## YOUR TASK
Tally the lines that contain "JSON" and report the total alone.

• • • • • • •

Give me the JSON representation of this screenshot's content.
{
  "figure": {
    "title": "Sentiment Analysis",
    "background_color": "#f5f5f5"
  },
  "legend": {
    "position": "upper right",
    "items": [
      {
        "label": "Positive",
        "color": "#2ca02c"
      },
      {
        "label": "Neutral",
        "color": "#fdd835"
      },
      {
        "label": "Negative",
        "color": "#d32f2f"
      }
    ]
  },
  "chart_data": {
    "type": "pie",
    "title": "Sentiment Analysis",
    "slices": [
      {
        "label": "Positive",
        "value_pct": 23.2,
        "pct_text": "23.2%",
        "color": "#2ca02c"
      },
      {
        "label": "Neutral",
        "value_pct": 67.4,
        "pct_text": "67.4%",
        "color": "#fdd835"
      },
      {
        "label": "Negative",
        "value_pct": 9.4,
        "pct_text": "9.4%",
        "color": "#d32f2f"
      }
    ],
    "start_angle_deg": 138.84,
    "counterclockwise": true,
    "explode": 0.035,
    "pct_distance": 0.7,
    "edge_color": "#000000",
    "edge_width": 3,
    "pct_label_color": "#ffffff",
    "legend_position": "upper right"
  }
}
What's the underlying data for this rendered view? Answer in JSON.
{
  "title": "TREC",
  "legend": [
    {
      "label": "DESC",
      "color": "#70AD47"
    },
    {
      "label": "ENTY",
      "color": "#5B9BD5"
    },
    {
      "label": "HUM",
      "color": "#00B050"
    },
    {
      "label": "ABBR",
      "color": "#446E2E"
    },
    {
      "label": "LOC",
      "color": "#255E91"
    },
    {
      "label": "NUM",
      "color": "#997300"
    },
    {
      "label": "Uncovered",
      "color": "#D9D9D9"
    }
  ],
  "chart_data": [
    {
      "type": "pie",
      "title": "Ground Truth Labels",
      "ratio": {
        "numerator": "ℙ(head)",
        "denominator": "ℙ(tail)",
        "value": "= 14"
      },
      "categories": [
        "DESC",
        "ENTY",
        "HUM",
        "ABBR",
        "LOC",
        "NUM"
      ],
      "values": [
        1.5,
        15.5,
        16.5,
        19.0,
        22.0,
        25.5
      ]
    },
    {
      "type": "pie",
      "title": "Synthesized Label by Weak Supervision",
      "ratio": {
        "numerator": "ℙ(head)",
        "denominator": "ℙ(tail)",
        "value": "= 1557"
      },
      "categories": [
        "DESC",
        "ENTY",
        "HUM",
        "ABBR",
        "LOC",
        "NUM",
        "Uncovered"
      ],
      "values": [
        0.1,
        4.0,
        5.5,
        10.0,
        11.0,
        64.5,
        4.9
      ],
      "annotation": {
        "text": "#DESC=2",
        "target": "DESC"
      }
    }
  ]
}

• • • • • • •

## WRITTEN REPLY
2